What is needed: From the records below, pull each line that has "Transaktionen".

====================

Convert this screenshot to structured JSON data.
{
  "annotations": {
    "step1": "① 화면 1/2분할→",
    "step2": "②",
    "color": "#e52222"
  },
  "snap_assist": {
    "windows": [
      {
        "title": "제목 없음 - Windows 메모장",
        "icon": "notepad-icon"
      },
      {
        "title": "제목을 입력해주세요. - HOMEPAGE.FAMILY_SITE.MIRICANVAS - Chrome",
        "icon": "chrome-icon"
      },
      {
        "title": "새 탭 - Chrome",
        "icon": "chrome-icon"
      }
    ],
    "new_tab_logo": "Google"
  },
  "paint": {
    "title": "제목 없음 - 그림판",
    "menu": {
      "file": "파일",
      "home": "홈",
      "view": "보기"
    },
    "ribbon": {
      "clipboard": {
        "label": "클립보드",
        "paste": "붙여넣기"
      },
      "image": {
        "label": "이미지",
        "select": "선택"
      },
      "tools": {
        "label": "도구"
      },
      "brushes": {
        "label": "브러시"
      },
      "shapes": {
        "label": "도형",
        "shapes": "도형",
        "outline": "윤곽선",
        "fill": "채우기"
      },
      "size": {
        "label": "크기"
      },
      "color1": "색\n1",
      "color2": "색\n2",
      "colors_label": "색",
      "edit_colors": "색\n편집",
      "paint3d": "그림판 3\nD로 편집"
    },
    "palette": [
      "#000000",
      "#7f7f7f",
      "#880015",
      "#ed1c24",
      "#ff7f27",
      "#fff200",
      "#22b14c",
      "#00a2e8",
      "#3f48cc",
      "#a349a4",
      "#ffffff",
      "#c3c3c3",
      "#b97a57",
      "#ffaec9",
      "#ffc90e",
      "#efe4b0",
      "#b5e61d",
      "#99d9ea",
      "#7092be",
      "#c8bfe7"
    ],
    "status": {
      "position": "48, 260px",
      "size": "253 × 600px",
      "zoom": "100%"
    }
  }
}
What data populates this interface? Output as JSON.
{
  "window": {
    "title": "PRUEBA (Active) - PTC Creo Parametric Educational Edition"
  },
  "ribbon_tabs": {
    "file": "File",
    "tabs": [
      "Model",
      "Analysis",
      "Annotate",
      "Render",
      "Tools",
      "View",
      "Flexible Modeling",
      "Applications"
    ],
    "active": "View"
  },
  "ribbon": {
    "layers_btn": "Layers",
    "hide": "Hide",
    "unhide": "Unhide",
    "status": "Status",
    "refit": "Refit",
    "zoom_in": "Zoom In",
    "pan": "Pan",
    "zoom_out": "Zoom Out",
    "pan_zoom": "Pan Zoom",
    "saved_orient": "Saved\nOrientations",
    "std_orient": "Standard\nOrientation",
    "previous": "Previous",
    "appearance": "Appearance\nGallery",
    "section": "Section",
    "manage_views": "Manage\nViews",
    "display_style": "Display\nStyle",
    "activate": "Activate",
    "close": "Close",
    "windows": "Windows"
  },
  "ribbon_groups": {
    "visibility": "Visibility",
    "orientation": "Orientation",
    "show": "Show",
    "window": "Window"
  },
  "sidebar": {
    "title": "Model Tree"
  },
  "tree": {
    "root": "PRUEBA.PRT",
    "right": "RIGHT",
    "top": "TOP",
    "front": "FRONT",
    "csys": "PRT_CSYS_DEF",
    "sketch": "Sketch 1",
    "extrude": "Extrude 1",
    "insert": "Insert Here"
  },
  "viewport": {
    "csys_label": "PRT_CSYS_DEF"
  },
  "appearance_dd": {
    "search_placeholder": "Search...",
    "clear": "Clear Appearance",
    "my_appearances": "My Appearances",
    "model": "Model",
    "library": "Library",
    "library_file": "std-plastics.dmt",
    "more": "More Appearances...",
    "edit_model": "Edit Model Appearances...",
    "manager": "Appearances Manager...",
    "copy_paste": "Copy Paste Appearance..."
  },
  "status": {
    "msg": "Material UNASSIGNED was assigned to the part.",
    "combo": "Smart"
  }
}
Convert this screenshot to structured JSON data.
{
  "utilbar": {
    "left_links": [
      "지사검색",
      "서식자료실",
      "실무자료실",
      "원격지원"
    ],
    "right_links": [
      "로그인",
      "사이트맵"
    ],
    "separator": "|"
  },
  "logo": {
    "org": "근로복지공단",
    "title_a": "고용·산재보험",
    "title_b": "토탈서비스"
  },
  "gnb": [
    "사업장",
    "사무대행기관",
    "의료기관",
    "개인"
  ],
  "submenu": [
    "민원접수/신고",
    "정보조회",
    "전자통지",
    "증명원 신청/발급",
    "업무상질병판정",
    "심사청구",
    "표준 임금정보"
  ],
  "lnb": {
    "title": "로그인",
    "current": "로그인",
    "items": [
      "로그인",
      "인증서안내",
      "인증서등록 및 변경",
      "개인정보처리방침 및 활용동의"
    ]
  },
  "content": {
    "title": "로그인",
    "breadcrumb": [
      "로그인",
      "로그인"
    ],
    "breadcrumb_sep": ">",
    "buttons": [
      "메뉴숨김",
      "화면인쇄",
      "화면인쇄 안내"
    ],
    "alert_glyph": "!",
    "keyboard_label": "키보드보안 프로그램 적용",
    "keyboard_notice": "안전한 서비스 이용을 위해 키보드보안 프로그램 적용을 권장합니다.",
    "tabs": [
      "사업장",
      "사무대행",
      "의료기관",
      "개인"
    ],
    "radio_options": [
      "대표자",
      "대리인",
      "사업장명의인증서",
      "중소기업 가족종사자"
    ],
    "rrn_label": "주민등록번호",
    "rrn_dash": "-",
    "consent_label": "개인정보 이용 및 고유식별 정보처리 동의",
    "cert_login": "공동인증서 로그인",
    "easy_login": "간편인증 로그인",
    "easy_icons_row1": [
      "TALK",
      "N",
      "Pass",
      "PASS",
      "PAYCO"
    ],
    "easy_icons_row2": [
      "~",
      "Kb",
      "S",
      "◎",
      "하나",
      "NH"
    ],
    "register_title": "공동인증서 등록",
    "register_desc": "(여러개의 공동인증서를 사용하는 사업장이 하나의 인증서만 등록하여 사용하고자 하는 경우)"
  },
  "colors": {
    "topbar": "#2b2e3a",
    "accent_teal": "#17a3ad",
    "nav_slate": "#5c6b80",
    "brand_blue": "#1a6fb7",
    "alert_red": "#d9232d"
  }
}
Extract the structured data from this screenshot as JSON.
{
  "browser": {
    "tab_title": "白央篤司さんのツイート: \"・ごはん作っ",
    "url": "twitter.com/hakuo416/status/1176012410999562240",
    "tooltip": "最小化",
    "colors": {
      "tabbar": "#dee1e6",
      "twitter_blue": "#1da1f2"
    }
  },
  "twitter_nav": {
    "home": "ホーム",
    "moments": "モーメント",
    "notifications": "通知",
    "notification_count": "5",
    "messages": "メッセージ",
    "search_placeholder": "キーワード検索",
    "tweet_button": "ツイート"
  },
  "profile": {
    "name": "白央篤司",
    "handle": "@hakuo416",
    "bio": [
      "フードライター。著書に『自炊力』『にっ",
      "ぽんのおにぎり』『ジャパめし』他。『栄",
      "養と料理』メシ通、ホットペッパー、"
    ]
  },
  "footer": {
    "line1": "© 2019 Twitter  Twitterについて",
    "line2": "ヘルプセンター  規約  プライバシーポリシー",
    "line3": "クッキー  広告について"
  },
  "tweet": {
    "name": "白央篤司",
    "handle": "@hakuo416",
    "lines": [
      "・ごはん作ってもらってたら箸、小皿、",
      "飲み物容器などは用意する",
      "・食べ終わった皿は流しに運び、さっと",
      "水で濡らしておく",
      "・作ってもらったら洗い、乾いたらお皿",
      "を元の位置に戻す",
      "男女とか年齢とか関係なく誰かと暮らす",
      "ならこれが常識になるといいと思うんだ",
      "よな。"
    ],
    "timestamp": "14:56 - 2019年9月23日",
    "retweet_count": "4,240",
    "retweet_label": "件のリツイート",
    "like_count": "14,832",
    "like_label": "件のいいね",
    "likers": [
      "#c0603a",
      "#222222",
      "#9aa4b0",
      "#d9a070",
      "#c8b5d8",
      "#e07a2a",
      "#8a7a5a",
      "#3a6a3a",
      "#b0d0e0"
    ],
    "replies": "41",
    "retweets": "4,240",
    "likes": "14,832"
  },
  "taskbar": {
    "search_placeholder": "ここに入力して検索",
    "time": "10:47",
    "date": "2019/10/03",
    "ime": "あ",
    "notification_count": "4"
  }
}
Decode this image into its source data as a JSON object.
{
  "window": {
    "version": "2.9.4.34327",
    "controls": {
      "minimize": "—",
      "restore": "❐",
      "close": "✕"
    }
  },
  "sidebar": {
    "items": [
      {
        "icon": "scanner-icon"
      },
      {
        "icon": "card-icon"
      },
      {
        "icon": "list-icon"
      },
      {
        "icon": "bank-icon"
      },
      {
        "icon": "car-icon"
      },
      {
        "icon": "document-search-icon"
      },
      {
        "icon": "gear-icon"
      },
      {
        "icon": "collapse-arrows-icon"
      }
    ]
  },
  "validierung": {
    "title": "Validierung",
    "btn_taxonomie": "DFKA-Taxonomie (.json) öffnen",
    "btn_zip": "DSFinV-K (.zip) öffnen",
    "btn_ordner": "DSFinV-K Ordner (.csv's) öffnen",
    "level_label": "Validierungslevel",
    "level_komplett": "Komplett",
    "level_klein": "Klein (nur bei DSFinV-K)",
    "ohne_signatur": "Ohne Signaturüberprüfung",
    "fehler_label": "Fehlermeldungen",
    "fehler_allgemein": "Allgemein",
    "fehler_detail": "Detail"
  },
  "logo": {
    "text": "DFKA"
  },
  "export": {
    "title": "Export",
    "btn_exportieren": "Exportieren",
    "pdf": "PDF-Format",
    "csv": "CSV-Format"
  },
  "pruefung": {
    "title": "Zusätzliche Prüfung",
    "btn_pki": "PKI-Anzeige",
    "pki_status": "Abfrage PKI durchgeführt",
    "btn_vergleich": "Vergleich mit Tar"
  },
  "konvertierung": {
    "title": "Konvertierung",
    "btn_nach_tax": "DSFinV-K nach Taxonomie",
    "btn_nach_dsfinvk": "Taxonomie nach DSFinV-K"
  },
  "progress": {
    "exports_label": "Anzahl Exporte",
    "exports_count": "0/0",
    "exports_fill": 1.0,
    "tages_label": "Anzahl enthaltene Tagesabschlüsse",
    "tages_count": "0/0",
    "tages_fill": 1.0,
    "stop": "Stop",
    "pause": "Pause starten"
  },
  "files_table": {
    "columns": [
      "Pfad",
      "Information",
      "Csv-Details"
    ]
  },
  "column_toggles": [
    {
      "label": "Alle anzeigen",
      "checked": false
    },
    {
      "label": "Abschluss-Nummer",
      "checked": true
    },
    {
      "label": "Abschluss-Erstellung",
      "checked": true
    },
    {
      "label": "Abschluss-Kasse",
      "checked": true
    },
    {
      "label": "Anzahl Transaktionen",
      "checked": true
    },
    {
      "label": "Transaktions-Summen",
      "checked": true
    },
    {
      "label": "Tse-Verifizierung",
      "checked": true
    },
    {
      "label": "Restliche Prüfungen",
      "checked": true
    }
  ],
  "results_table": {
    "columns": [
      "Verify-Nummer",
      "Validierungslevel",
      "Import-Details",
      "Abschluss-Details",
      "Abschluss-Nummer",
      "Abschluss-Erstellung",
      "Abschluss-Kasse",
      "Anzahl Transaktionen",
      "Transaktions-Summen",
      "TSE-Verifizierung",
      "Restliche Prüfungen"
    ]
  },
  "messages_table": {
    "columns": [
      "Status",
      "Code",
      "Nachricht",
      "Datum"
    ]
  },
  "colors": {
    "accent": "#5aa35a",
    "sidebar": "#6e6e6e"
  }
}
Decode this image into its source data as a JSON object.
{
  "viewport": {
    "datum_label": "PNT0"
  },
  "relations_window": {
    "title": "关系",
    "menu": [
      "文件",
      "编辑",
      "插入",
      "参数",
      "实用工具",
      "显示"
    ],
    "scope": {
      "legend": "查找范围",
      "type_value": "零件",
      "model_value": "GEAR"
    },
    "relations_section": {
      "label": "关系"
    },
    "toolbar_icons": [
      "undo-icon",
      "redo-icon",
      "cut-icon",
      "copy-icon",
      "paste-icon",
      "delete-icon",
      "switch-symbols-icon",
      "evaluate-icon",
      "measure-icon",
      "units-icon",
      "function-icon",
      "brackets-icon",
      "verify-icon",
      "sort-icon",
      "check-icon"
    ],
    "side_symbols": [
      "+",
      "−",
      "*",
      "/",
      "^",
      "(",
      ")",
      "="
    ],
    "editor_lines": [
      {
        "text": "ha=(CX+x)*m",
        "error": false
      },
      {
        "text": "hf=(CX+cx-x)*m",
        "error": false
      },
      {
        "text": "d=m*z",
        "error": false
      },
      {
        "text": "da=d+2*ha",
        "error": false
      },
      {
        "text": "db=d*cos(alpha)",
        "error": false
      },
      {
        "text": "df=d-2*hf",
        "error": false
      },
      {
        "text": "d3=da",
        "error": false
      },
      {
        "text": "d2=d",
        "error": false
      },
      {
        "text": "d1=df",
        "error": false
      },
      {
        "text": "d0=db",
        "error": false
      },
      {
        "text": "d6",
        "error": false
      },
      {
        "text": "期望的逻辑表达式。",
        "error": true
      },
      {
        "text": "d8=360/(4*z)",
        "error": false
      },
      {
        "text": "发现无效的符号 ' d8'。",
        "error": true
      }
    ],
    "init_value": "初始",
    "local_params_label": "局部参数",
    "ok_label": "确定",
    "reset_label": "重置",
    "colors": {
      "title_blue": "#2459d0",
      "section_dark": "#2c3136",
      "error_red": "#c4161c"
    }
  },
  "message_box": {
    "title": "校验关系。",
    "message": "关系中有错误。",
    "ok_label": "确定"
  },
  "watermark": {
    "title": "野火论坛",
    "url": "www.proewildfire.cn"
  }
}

====================

Exercise solution:
      "label": "Anzahl Transaktionen",
      "Anzahl Transaktionen",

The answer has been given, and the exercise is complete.